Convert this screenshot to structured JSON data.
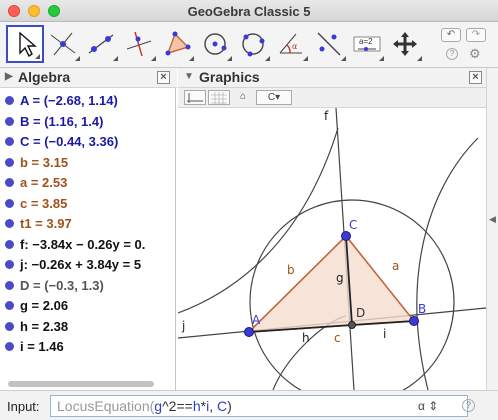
{
  "window": {
    "title": "GeoGebra Classic 5"
  },
  "toolbar": {
    "tools": [
      {
        "name": "move-tool-icon"
      },
      {
        "name": "point-on-object-tool-icon"
      },
      {
        "name": "line-tool-icon"
      },
      {
        "name": "perpendicular-line-tool-icon"
      },
      {
        "name": "polygon-tool-icon"
      },
      {
        "name": "circle-center-point-tool-icon"
      },
      {
        "name": "circle-three-points-tool-icon"
      },
      {
        "name": "angle-tool-icon"
      },
      {
        "name": "reflect-tool-icon"
      },
      {
        "name": "slider-tool-icon"
      },
      {
        "name": "move-graphics-view-tool-icon"
      }
    ],
    "slider_text": "a=2"
  },
  "algebra": {
    "title": "Algebra",
    "items": [
      {
        "text": "A = (−2.68, 1.14)",
        "color": "#1a1aa6",
        "dot": "#4b4bc9"
      },
      {
        "text": "B = (1.16, 1.4)",
        "color": "#1a1aa6",
        "dot": "#4b4bc9"
      },
      {
        "text": "C = (−0.44, 3.36)",
        "color": "#1a1aa6",
        "dot": "#4b4bc9"
      },
      {
        "text": "b = 3.15",
        "color": "#a0521b",
        "dot": "#4b4bc9"
      },
      {
        "text": "a = 2.53",
        "color": "#a0521b",
        "dot": "#4b4bc9"
      },
      {
        "text": "c = 3.85",
        "color": "#a0521b",
        "dot": "#4b4bc9"
      },
      {
        "text": "t1 = 3.97",
        "color": "#a0521b",
        "dot": "#4b4bc9"
      },
      {
        "text": "f: −3.84x − 0.26y = 0.",
        "color": "#111111",
        "dot": "#4b4bc9"
      },
      {
        "text": "j: −0.26x + 3.84y = 5",
        "color": "#111111",
        "dot": "#4b4bc9"
      },
      {
        "text": "D = (−0.3, 1.3)",
        "color": "#555555",
        "dot": "#4b4bc9"
      },
      {
        "text": "g = 2.06",
        "color": "#111111",
        "dot": "#4b4bc9"
      },
      {
        "text": "h = 2.38",
        "color": "#111111",
        "dot": "#4b4bc9"
      },
      {
        "text": "i = 1.46",
        "color": "#111111",
        "dot": "#4b4bc9"
      }
    ]
  },
  "graphics": {
    "title": "Graphics",
    "style_buttons": [
      "axes-toggle-icon",
      "grid-toggle-icon",
      "home-icon",
      "style-dropdown-icon"
    ],
    "labels": {
      "f": "f",
      "j": "j",
      "C": "C",
      "A": "A",
      "B": "B",
      "D": "D",
      "a": "a",
      "b": "b",
      "c": "c",
      "g": "g",
      "h": "h",
      "i": "i"
    }
  },
  "input": {
    "label": "Input:",
    "parts": [
      {
        "text": "LocusEquation(",
        "color": "#9a9a9a"
      },
      {
        "text": "g",
        "color": "#2f3fc6"
      },
      {
        "text": "^2==",
        "color": "#333333"
      },
      {
        "text": "h",
        "color": "#2f3fc6"
      },
      {
        "text": "*",
        "color": "#333333"
      },
      {
        "text": "i",
        "color": "#2f3fc6"
      },
      {
        "text": ", ",
        "color": "#333333"
      },
      {
        "text": "C",
        "color": "#2f3fc6"
      },
      {
        "text": ")",
        "color": "#333333"
      }
    ],
    "alpha": "α",
    "help": "?"
  },
  "colors": {
    "triangle": "#c0643c",
    "point": "#3a3ad4",
    "grey_point": "#555555"
  }
}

● **Set exercise**
Please transcribe the material above exactly as written. Leave the pictures out.

● **Correct response**
Convert this screenshot to structured JSON data.
{
  "window": {
    "title": "GeoGebra Classic 5"
  },
  "toolbar": {
    "tools": [
      {
        "name": "move-tool-icon"
      },
      {
        "name": "point-on-object-tool-icon"
      },
      {
        "name": "line-tool-icon"
      },
      {
        "name": "perpendicular-line-tool-icon"
      },
      {
        "name": "polygon-tool-icon"
      },
      {
        "name": "circle-center-point-tool-icon"
      },
      {
        "name": "circle-three-points-tool-icon"
      },
      {
        "name": "angle-tool-icon"
      },
      {
        "name": "reflect-tool-icon"
      },
      {
        "name": "slider-tool-icon"
      },
      {
        "name": "move-graphics-view-tool-icon"
      }
    ],
    "slider_text": "a=2"
  },
  "algebra": {
    "title": "Algebra",
    "items": [
      {
        "text": "A = (−2.68, 1.14)",
        "color": "#1a1aa6",
        "dot": "#4b4bc9"
      },
      {
        "text": "B = (1.16, 1.4)",
        "color": "#1a1aa6",
        "dot": "#4b4bc9"
      },
      {
        "text": "C = (−0.44, 3.36)",
        "color": "#1a1aa6",
        "dot": "#4b4bc9"
      },
      {
        "text": "b = 3.15",
        "color": "#a0521b",
        "dot": "#4b4bc9"
      },
      {
        "text": "a = 2.53",
        "color": "#a0521b",
        "dot": "#4b4bc9"
      },
      {
        "text": "c = 3.85",
        "color": "#a0521b",
        "dot": "#4b4bc9"
      },
      {
        "text": "t1 = 3.97",
        "color": "#a0521b",
        "dot": "#4b4bc9"
      },
      {
        "text": "f: −3.84x − 0.26y = 0.",
        "color": "#111111",
        "dot": "#4b4bc9"
      },
      {
        "text": "j: −0.26x + 3.84y = 5",
        "color": "#111111",
        "dot": "#4b4bc9"
      },
      {
        "text": "D = (−0.3, 1.3)",
        "color": "#555555",
        "dot": "#4b4bc9"
      },
      {
        "text": "g = 2.06",
        "color": "#111111",
        "dot": "#4b4bc9"
      },
      {
        "text": "h = 2.38",
        "color": "#111111",
        "dot": "#4b4bc9"
      },
      {
        "text": "i = 1.46",
        "color": "#111111",
        "dot": "#4b4bc9"
      }
    ]
  },
  "graphics": {
    "title": "Graphics",
    "style_buttons": [
      "axes-toggle-icon",
      "grid-toggle-icon",
      "home-icon",
      "style-dropdown-icon"
    ],
    "labels": {
      "f": "f",
      "j": "j",
      "C": "C",
      "A": "A",
      "B": "B",
      "D": "D",
      "a": "a",
      "b": "b",
      "c": "c",
      "g": "g",
      "h": "h",
      "i": "i"
    }
  },
  "input": {
    "label": "Input:",
    "parts": [
      {
        "text": "LocusEquation(",
        "color": "#9a9a9a"
      },
      {
        "text": "g",
        "color": "#2f3fc6"
      },
      {
        "text": "^2==",
        "color": "#333333"
      },
      {
        "text": "h",
        "color": "#2f3fc6"
      },
      {
        "text": "*",
        "color": "#333333"
      },
      {
        "text": "i",
        "color": "#2f3fc6"
      },
      {
        "text": ", ",
        "color": "#333333"
      },
      {
        "text": "C",
        "color": "#2f3fc6"
      },
      {
        "text": ")",
        "color": "#333333"
      }
    ],
    "alpha": "α",
    "help": "?"
  },
  "colors": {
    "triangle": "#c0643c",
    "point": "#3a3ad4",
    "grey_point": "#555555"
  }
}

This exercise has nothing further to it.